- _WRITTEN PROBLEM_
Copy out each line of the listing that has the word "이동한다" in it.

- _DATASET EXTRACT_

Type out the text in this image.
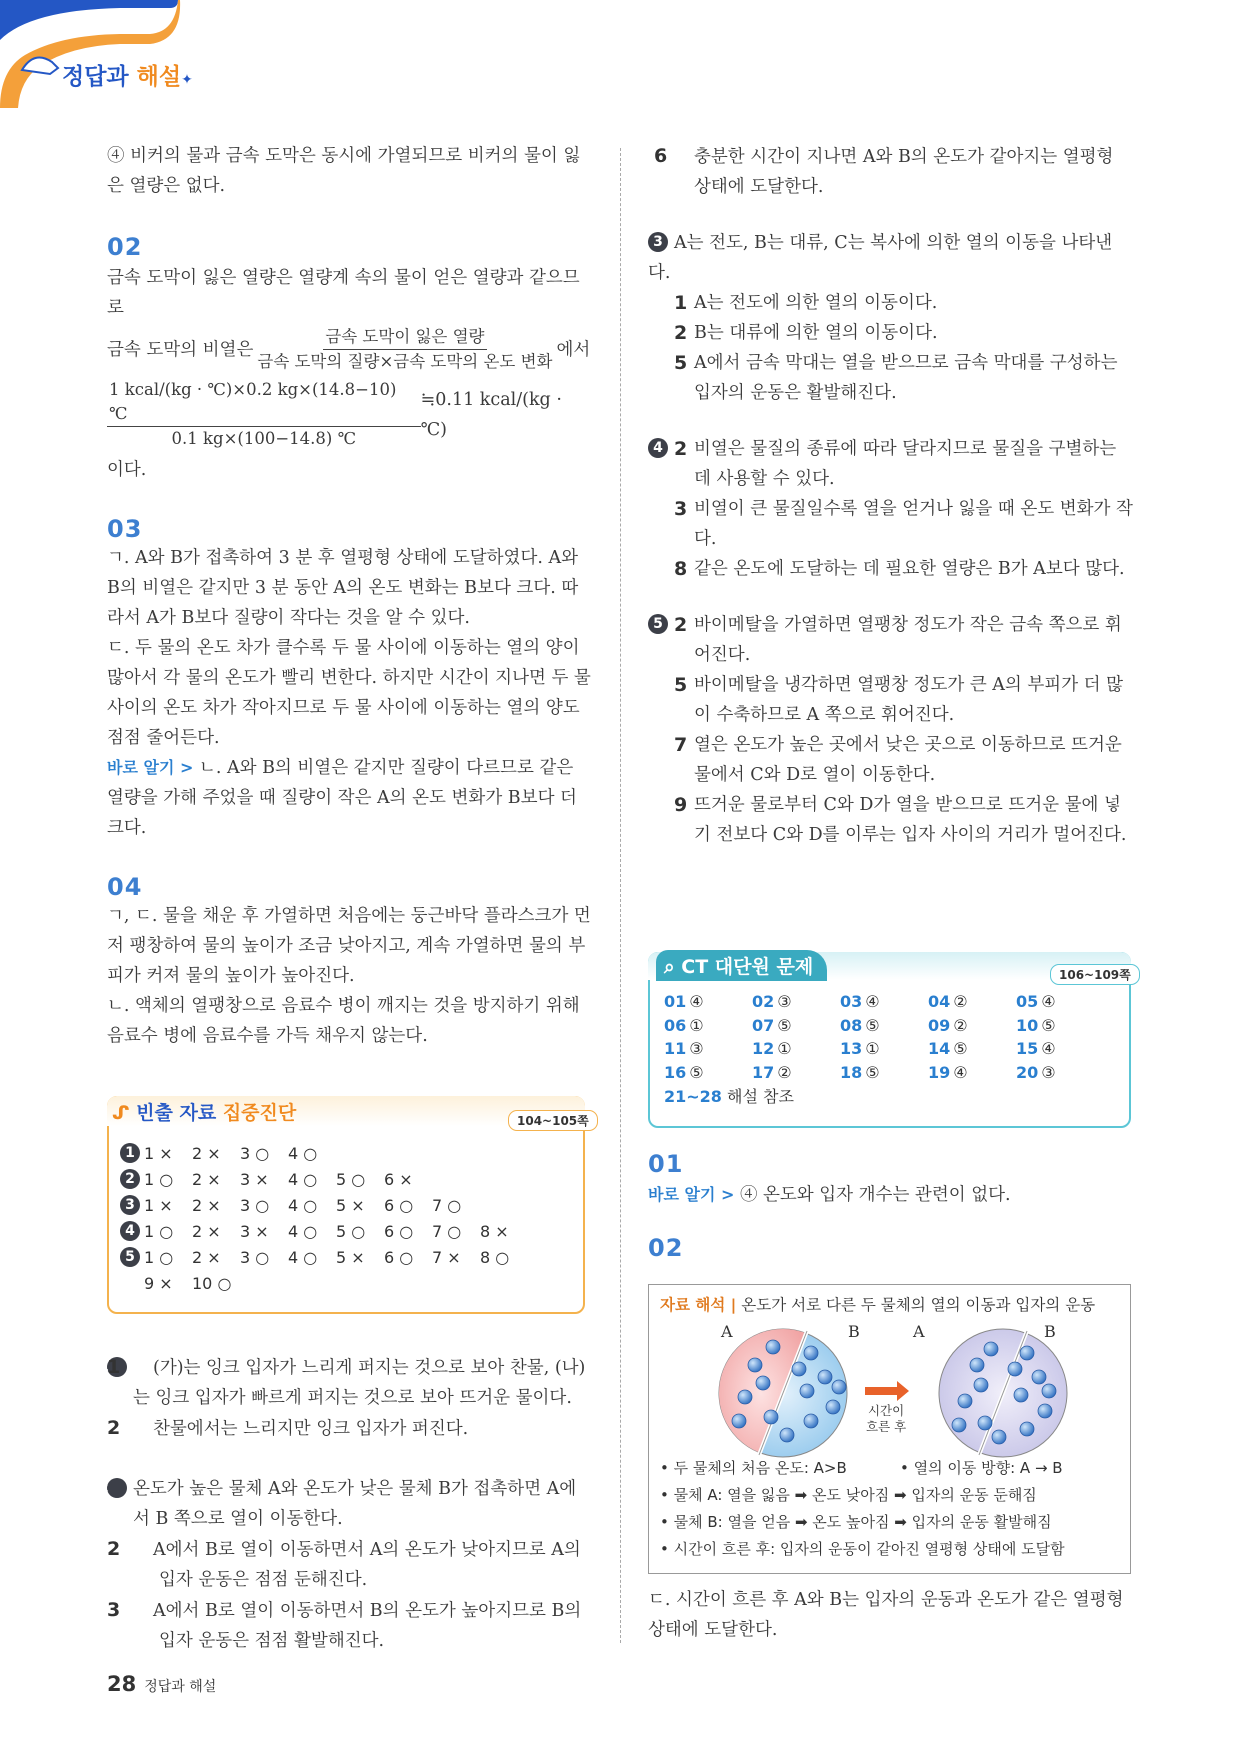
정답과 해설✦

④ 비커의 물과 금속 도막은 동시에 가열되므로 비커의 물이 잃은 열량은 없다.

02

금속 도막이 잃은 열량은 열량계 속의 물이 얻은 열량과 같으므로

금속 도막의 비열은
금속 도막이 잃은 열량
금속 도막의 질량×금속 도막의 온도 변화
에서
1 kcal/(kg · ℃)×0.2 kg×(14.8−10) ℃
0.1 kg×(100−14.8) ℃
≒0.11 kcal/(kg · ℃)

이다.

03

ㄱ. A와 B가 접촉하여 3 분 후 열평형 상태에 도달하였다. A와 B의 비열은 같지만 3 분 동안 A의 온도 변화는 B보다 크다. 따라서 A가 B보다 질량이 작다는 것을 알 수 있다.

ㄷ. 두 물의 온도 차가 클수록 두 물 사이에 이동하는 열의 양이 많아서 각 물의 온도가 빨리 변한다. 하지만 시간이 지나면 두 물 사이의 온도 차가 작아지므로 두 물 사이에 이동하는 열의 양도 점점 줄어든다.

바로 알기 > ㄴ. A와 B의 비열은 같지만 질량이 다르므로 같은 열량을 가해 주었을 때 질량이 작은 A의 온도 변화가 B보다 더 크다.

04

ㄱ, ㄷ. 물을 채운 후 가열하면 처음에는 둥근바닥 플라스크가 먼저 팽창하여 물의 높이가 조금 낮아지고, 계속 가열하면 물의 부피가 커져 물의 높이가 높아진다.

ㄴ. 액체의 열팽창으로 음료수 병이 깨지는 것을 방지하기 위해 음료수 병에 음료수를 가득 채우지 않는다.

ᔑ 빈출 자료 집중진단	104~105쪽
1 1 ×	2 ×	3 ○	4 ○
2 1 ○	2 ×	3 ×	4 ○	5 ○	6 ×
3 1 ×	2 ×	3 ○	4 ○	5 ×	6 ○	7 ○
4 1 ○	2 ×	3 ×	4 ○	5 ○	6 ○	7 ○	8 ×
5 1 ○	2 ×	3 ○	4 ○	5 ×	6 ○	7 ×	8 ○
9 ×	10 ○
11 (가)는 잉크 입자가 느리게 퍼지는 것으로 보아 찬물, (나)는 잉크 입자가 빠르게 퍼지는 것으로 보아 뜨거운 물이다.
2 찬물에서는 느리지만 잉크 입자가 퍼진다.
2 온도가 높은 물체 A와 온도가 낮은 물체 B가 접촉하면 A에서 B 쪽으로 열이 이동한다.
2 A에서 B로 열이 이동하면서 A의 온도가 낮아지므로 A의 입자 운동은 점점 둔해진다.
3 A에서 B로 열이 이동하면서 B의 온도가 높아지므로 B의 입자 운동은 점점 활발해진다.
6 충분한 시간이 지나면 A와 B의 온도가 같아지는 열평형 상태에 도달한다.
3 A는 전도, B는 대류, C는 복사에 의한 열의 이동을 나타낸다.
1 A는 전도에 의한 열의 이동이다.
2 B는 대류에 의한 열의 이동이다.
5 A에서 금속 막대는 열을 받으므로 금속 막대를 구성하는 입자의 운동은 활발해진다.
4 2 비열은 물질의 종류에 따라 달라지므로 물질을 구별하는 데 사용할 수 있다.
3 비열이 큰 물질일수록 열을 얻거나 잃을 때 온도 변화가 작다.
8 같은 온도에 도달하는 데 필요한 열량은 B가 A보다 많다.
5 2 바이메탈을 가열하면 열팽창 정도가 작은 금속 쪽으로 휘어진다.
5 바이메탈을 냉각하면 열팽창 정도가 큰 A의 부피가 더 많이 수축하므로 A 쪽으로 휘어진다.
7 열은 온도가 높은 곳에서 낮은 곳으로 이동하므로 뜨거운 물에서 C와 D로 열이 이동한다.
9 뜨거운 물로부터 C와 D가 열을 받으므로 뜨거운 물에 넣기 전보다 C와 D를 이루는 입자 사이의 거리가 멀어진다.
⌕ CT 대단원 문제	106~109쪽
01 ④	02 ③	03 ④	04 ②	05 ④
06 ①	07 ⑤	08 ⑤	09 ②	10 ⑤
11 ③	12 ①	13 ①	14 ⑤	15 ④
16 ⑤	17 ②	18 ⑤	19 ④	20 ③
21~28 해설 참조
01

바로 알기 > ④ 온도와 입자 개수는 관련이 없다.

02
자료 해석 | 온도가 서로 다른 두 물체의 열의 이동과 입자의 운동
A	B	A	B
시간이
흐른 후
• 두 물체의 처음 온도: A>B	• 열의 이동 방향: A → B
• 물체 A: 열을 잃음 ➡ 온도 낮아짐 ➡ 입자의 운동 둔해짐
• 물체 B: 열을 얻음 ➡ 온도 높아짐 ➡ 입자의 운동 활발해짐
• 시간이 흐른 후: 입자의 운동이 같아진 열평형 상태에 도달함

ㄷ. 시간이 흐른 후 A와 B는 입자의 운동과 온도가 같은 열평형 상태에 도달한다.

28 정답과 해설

- _RESULT OF THE EXERCISE_
2 온도가 높은 물체 A와 온도가 낮은 물체 B가 접촉하면 A에서 B 쪽으로 열이 이동한다.
7 열은 온도가 높은 곳에서 낮은 곳으로 이동하므로 뜨거운 물에서 C와 D로 열이 이동한다.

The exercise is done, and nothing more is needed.